» Given request: Search the entries for the word "superficie" and pull out each line that has it.

[Extracted records]
:::::

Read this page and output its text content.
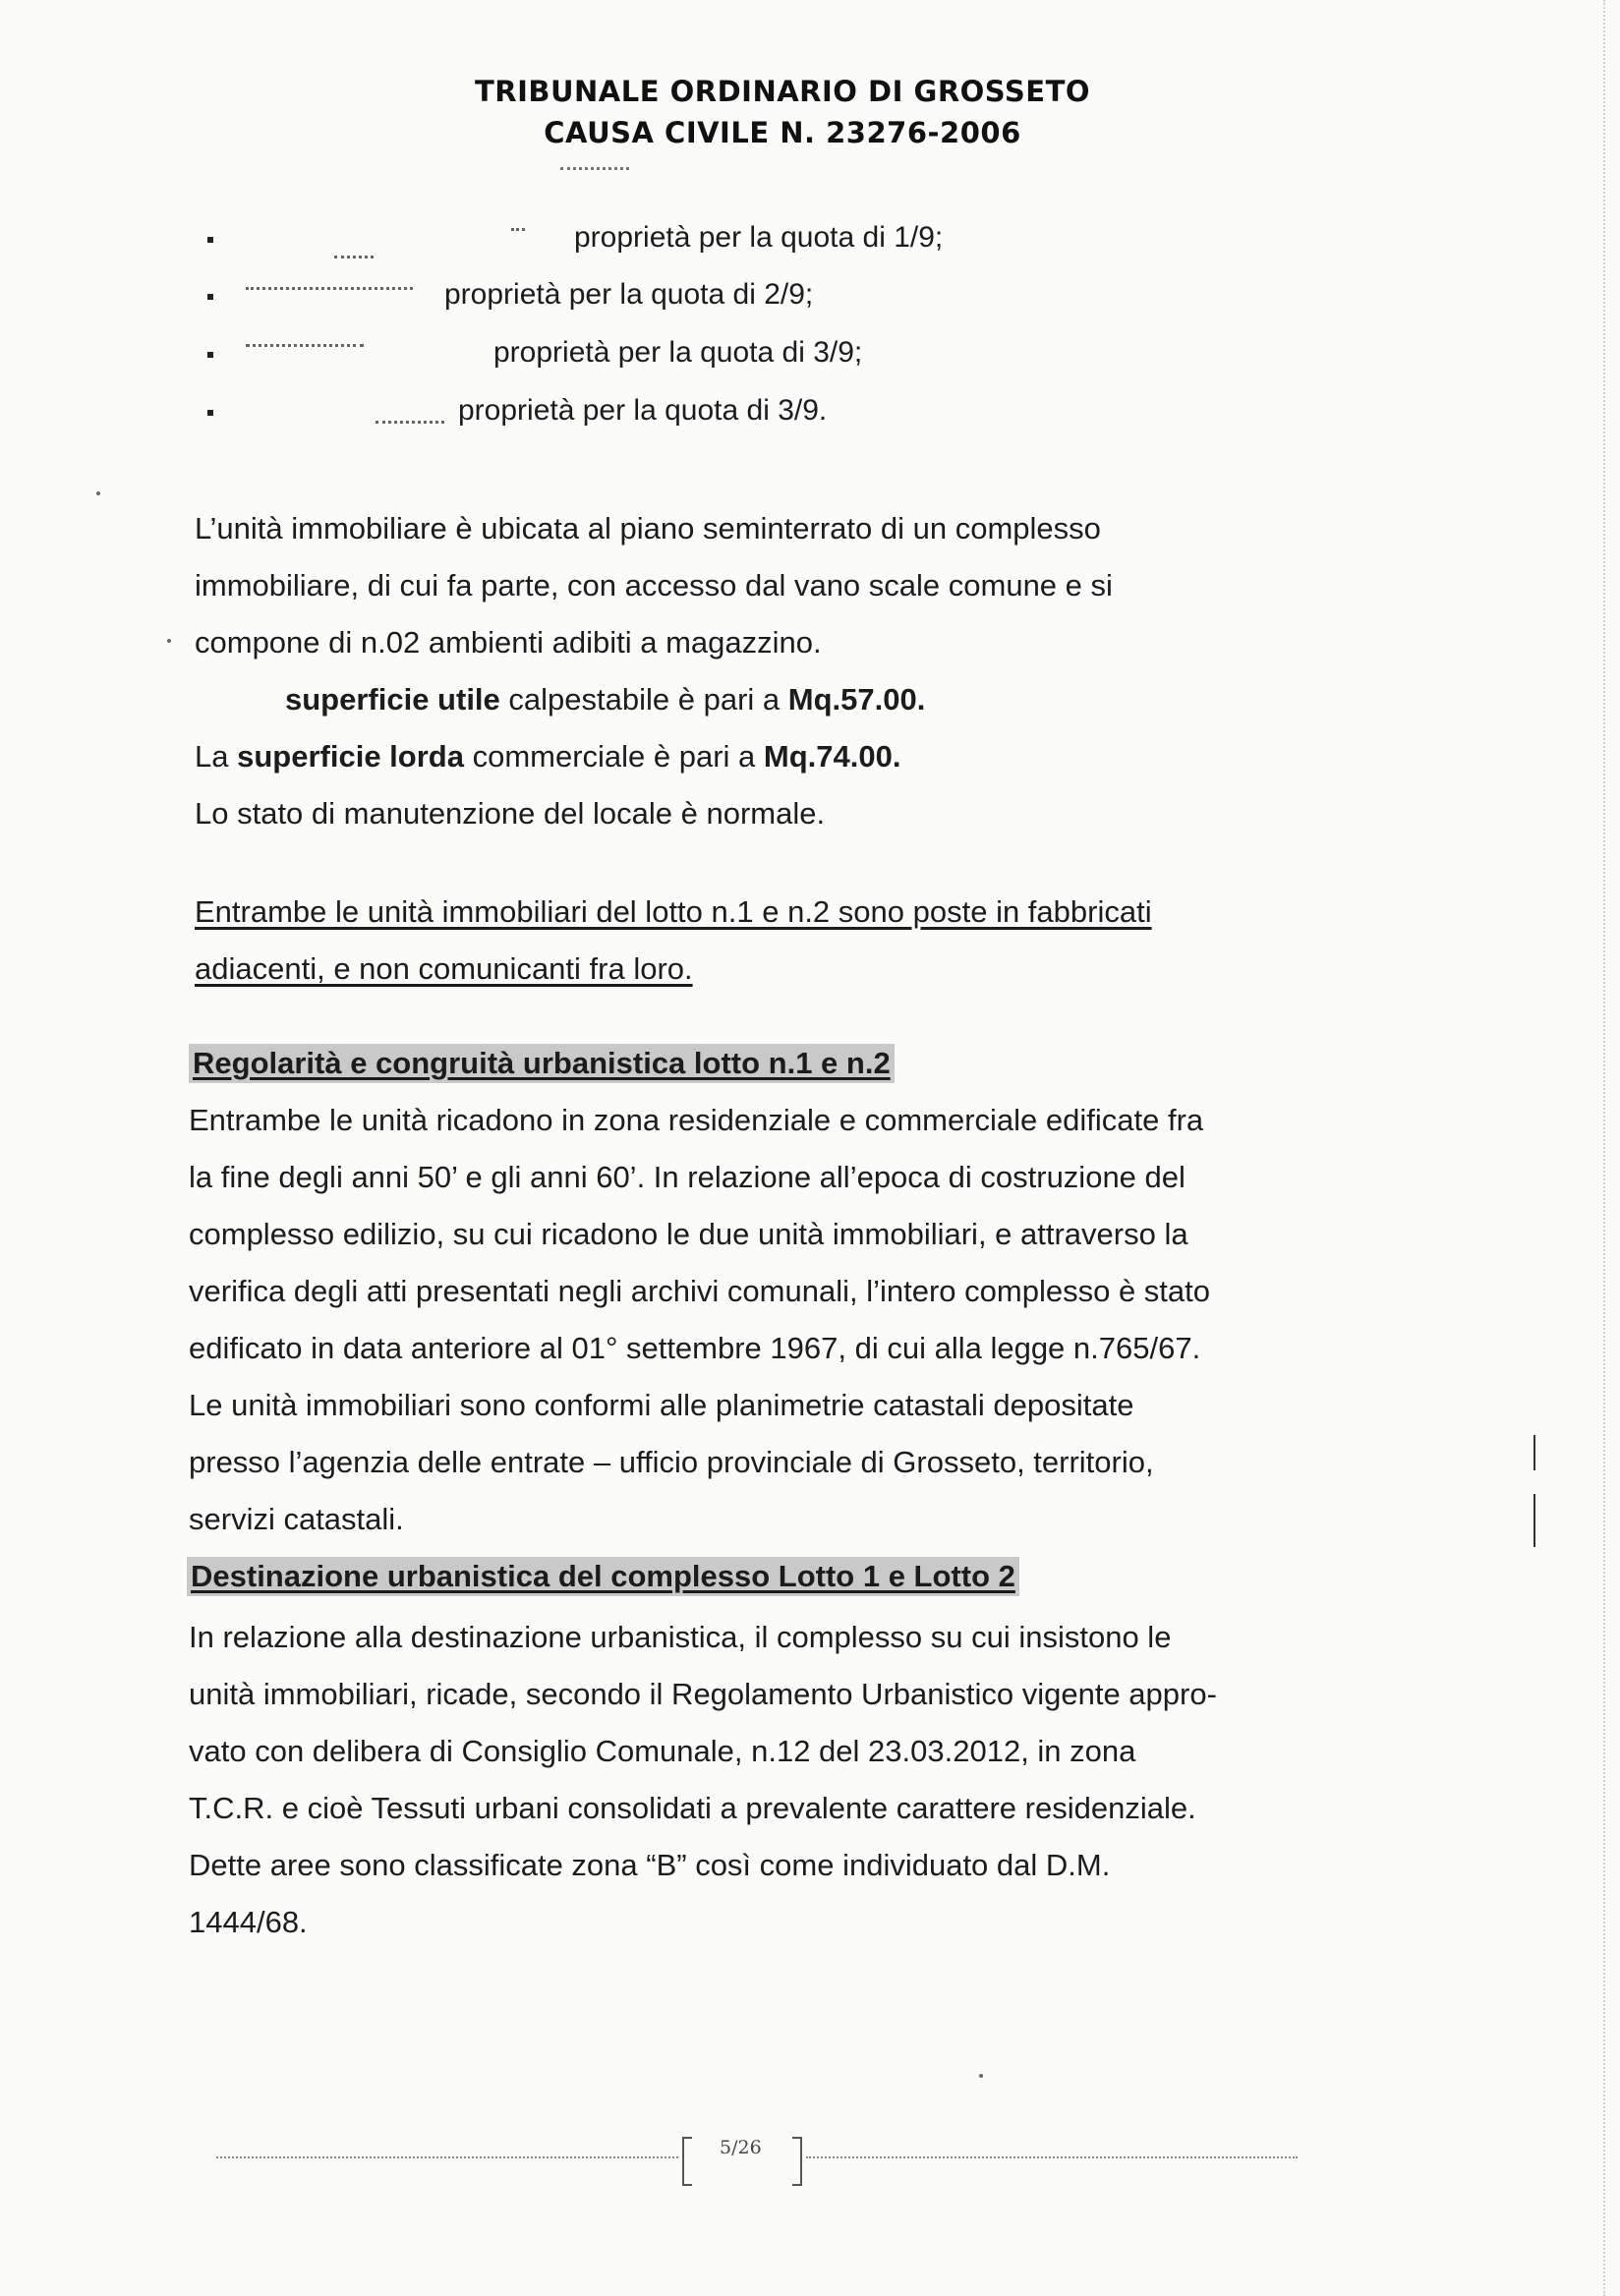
TRIBUNALE ORDINARIO DI GROSSETO
CAUSA CIVILE N. 23276-2006
proprietà per la quota di 1/9;
proprietà per la quota di 2/9;
proprietà per la quota di 3/9;
proprietà per la quota di 3/9.
L’unità immobiliare è ubicata al piano seminterrato di un complesso
immobiliare, di cui fa parte, con accesso dal vano scale comune e si
compone di n.02 ambienti adibiti a magazzino.
superficie utile calpestabile è pari a Mq.57.00.
La superficie lorda commerciale è pari a Mq.74.00.
Lo stato di manutenzione del locale è normale.
Entrambe le unità immobiliari del lotto n.1 e n.2 sono poste in fabbricati
adiacenti, e non comunicanti fra loro.
Regolarità e congruità urbanistica lotto n.1 e n.2
Entrambe le unità ricadono in zona residenziale e commerciale edificate fra
la fine degli anni 50’ e gli anni 60’. In relazione all’epoca di costruzione del
complesso edilizio, su cui ricadono le due unità immobiliari, e attraverso la
verifica degli atti presentati negli archivi comunali, l’intero complesso è stato
edificato in data anteriore al 01° settembre 1967, di cui alla legge n.765/67.
Le unità immobiliari sono conformi alle planimetrie catastali depositate
presso l’agenzia delle entrate – ufficio provinciale di Grosseto, territorio,
servizi catastali.
Destinazione urbanistica del complesso Lotto 1 e Lotto 2
In relazione alla destinazione urbanistica, il complesso su cui insistono le
unità immobiliari, ricade, secondo il Regolamento Urbanistico vigente appro-
vato con delibera di Consiglio Comunale, n.12 del 23.03.2012, in zona
T.C.R. e cioè Tessuti urbani consolidati a prevalente carattere residenziale.
Dette aree sono classificate zona “B” così come individuato dal D.M.
1444/68.
5/26
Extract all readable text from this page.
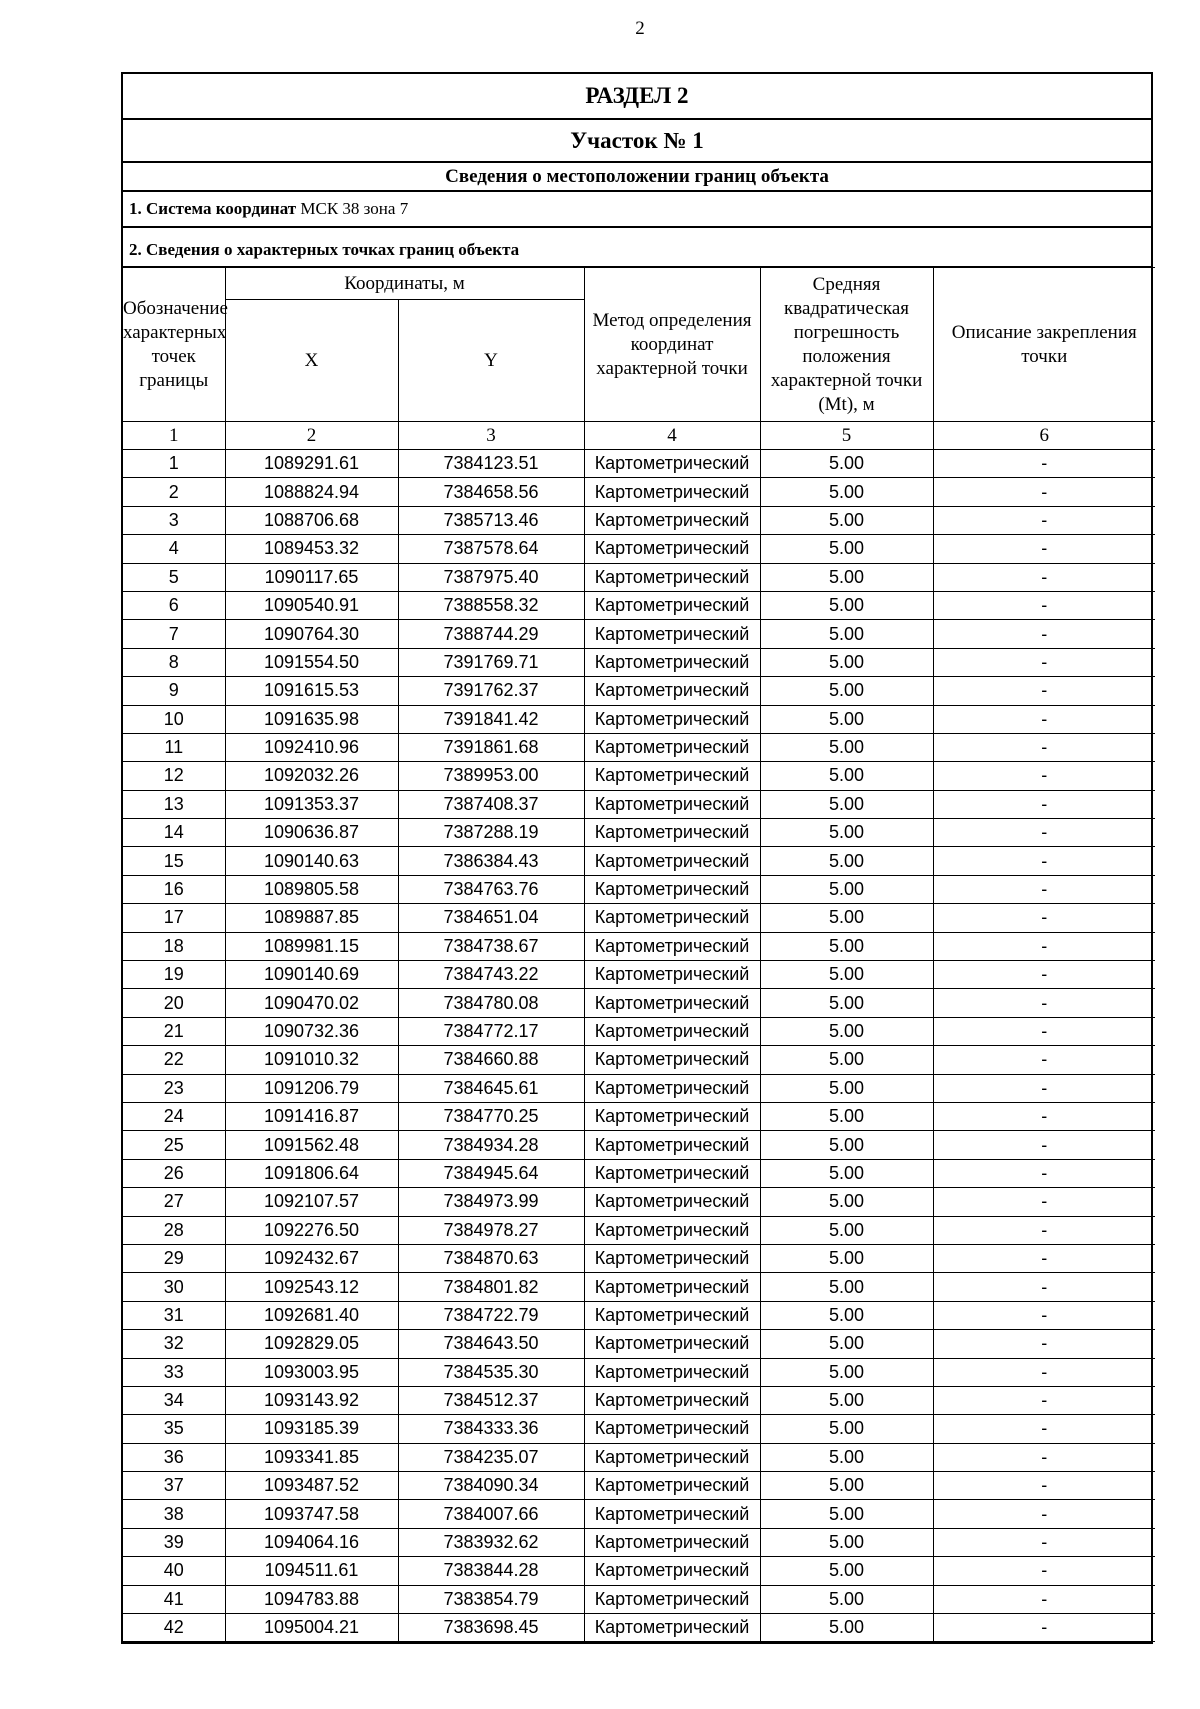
2
РАЗДЕЛ 2
Участок № 1
Сведения о местоположении границ объекта
1. Система координат МСК 38 зона 7
2. Сведения о характерных точках границ объекта
Обозначение характерных точек границы	Координаты, м		Метод определения координат характерной точки	Средняя квадратическая погрешность положения характерной точки (Mt), м	Описание закрепления точки
	X	Y			
1	2	3	4	5	6
1	1089291.61	7384123.51	Картометрический	5.00	-
2	1088824.94	7384658.56	Картометрический	5.00	-
3	1088706.68	7385713.46	Картометрический	5.00	-
4	1089453.32	7387578.64	Картометрический	5.00	-
5	1090117.65	7387975.40	Картометрический	5.00	-
6	1090540.91	7388558.32	Картометрический	5.00	-
7	1090764.30	7388744.29	Картометрический	5.00	-
8	1091554.50	7391769.71	Картометрический	5.00	-
9	1091615.53	7391762.37	Картометрический	5.00	-
10	1091635.98	7391841.42	Картометрический	5.00	-
11	1092410.96	7391861.68	Картометрический	5.00	-
12	1092032.26	7389953.00	Картометрический	5.00	-
13	1091353.37	7387408.37	Картометрический	5.00	-
14	1090636.87	7387288.19	Картометрический	5.00	-
15	1090140.63	7386384.43	Картометрический	5.00	-
16	1089805.58	7384763.76	Картометрический	5.00	-
17	1089887.85	7384651.04	Картометрический	5.00	-
18	1089981.15	7384738.67	Картометрический	5.00	-
19	1090140.69	7384743.22	Картометрический	5.00	-
20	1090470.02	7384780.08	Картометрический	5.00	-
21	1090732.36	7384772.17	Картометрический	5.00	-
22	1091010.32	7384660.88	Картометрический	5.00	-
23	1091206.79	7384645.61	Картометрический	5.00	-
24	1091416.87	7384770.25	Картометрический	5.00	-
25	1091562.48	7384934.28	Картометрический	5.00	-
26	1091806.64	7384945.64	Картометрический	5.00	-
27	1092107.57	7384973.99	Картометрический	5.00	-
28	1092276.50	7384978.27	Картометрический	5.00	-
29	1092432.67	7384870.63	Картометрический	5.00	-
30	1092543.12	7384801.82	Картометрический	5.00	-
31	1092681.40	7384722.79	Картометрический	5.00	-
32	1092829.05	7384643.50	Картометрический	5.00	-
33	1093003.95	7384535.30	Картометрический	5.00	-
34	1093143.92	7384512.37	Картометрический	5.00	-
35	1093185.39	7384333.36	Картометрический	5.00	-
36	1093341.85	7384235.07	Картометрический	5.00	-
37	1093487.52	7384090.34	Картометрический	5.00	-
38	1093747.58	7384007.66	Картометрический	5.00	-
39	1094064.16	7383932.62	Картометрический	5.00	-
40	1094511.61	7383844.28	Картометрический	5.00	-
41	1094783.88	7383854.79	Картометрический	5.00	-
42	1095004.21	7383698.45	Картометрический	5.00	-
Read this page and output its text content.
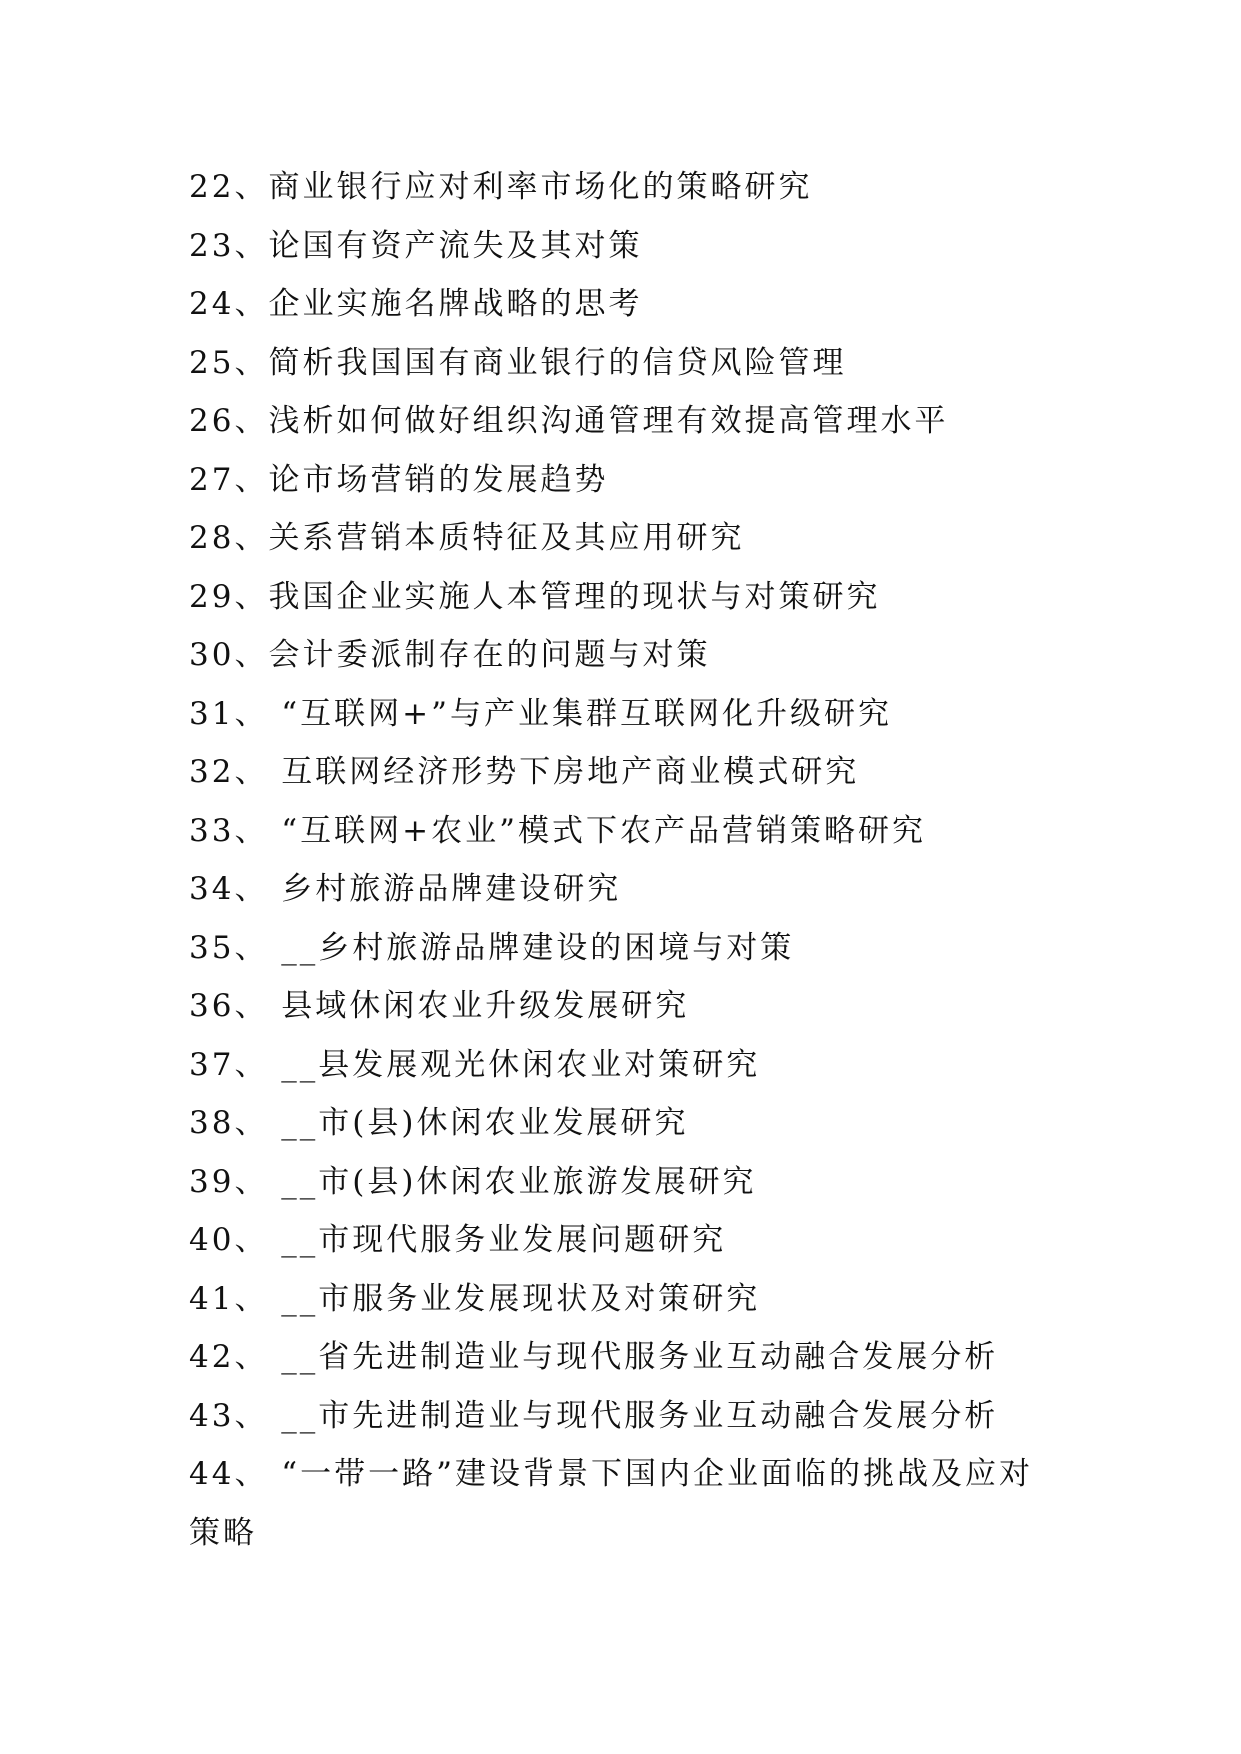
22、商业银行应对利率市场化的策略研究
23、论国有资产流失及其对策
24、企业实施名牌战略的思考
25、简析我国国有商业银行的信贷风险管理
26、浅析如何做好组织沟通管理有效提高管理水平
27、论市场营销的发展趋势
28、关系营销本质特征及其应用研究
29、我国企业实施人本管理的现状与对策研究
30、会计委派制存在的问题与对策
31、 “互联网+”与产业集群互联网化升级研究
32、 互联网经济形势下房地产商业模式研究
33、 “互联网+农业”模式下农产品营销策略研究
34、 乡村旅游品牌建设研究
35、 __乡村旅游品牌建设的困境与对策
36、 县域休闲农业升级发展研究
37、 __县发展观光休闲农业对策研究
38、 __市(县)休闲农业发展研究
39、 __市(县)休闲农业旅游发展研究
40、 __市现代服务业发展问题研究
41、 __市服务业发展现状及对策研究
42、 __省先进制造业与现代服务业互动融合发展分析
43、 __市先进制造业与现代服务业互动融合发展分析
44、 “一带一路”建设背景下国内企业面临的挑战及应对
策略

:::::

» Written reply:
superficie utile calpestabile è pari a Mq.57.00.
La superficie lorda commerciale è pari a Mq.74.00.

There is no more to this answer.